*INSTRUCTIONS TO FOLLOW*: Produce a verbatim copy of the entries listed below.

>> BEGIN RECORDS FOR THE EXERCISE

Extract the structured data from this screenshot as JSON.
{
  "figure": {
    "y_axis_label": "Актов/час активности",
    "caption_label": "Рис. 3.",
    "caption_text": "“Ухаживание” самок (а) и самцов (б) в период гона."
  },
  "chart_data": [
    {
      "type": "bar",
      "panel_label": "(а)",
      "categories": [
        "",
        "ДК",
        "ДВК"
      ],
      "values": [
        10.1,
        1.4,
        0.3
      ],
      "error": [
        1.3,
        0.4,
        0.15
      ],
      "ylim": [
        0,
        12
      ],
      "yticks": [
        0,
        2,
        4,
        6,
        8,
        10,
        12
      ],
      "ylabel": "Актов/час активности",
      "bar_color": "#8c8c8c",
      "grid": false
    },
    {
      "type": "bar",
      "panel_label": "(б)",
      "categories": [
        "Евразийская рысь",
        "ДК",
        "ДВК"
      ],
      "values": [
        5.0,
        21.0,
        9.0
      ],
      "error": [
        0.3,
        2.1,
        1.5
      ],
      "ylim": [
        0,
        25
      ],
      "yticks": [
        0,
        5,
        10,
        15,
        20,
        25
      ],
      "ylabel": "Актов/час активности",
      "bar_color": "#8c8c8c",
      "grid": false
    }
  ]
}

>> END RECORDS FOR THE EXERCISE

*RESPONSE TO THIS TASK*:
Extract the structured data from this screenshot as JSON.
{
  "figure": {
    "y_axis_label": "Актов/час активности",
    "caption_label": "Рис. 3.",
    "caption_text": "“Ухаживание” самок (а) и самцов (б) в период гона."
  },
  "chart_data": [
    {
      "type": "bar",
      "panel_label": "(а)",
      "categories": [
        "",
        "ДК",
        "ДВК"
      ],
      "values": [
        10.1,
        1.4,
        0.3
      ],
      "error": [
        1.3,
        0.4,
        0.15
      ],
      "ylim": [
        0,
        12
      ],
      "yticks": [
        0,
        2,
        4,
        6,
        8,
        10,
        12
      ],
      "ylabel": "Актов/час активности",
      "bar_color": "#8c8c8c",
      "grid": false
    },
    {
      "type": "bar",
      "panel_label": "(б)",
      "categories": [
        "Евразийская рысь",
        "ДК",
        "ДВК"
      ],
      "values": [
        5.0,
        21.0,
        9.0
      ],
      "error": [
        0.3,
        2.1,
        1.5
      ],
      "ylim": [
        0,
        25
      ],
      "yticks": [
        0,
        5,
        10,
        15,
        20,
        25
      ],
      "ylabel": "Актов/час активности",
      "bar_color": "#8c8c8c",
      "grid": false
    }
  ]
}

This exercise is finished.